> [BRIEF]: Locate and copy every line of the rows below that contains the word "text". Case counts.

> [ENTRIES SHOWN]:
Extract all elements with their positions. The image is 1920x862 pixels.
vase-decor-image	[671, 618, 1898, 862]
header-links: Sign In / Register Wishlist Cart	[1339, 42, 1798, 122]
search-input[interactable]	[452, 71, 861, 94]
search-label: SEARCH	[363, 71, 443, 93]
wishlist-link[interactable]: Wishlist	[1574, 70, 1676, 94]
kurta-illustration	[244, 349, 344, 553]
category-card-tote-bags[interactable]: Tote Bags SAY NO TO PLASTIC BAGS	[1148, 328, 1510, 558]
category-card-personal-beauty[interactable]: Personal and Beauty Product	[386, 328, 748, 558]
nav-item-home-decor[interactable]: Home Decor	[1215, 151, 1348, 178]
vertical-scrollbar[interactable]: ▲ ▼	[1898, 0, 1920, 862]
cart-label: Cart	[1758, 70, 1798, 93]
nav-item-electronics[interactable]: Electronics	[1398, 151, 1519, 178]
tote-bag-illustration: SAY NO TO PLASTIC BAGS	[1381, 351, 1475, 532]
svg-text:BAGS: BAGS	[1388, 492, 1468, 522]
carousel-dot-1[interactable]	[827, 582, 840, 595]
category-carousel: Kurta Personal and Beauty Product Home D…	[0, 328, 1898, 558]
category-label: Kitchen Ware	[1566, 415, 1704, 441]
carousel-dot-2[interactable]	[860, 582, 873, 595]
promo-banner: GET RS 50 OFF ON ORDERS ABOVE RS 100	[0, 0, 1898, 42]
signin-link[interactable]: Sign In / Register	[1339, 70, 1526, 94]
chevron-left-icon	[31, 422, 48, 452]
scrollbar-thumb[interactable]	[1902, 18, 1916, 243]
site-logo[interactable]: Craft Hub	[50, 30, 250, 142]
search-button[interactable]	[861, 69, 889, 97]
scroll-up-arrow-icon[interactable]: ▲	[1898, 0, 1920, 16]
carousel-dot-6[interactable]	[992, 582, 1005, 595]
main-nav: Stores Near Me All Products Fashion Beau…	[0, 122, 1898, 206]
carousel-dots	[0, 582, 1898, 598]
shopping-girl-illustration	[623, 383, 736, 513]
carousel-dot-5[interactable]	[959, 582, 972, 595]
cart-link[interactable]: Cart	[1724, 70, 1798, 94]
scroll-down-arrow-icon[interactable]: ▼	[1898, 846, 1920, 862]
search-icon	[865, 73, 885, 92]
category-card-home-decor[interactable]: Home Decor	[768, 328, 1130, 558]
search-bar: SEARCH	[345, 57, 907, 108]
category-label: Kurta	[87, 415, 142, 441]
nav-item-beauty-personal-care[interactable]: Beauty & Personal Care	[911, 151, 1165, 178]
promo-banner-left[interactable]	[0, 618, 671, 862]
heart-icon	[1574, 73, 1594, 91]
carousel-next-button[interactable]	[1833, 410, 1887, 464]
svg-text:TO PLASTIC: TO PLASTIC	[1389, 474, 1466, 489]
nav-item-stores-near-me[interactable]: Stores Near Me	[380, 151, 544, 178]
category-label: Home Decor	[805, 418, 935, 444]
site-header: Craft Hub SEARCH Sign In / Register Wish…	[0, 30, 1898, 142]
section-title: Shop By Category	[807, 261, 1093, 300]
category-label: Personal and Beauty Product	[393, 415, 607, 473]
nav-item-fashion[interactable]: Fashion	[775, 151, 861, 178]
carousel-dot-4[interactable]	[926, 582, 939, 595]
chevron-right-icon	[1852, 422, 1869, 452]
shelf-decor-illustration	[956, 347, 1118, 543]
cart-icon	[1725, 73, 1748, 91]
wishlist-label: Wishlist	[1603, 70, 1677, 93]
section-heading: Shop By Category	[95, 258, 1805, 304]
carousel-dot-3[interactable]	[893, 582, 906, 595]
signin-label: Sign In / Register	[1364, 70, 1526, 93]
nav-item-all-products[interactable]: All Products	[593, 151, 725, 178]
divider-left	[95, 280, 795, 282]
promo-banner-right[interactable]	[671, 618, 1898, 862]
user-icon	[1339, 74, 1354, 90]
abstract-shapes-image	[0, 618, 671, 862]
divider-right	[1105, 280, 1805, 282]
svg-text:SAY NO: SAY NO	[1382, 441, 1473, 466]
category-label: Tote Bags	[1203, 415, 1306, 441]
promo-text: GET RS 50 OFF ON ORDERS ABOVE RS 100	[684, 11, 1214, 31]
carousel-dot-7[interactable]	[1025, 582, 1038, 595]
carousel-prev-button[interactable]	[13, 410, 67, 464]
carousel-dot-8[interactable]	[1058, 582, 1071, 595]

> [TASK SOLUTION]:
svg-text:BAGS: BAGS	[1388, 492, 1468, 522]
svg-text:TO PLASTIC: TO PLASTIC	[1389, 474, 1466, 489]
svg-text:SAY NO: SAY NO	[1382, 441, 1473, 466]
promo-text: GET RS 50 OFF ON ORDERS ABOVE RS 100	[684, 11, 1214, 31]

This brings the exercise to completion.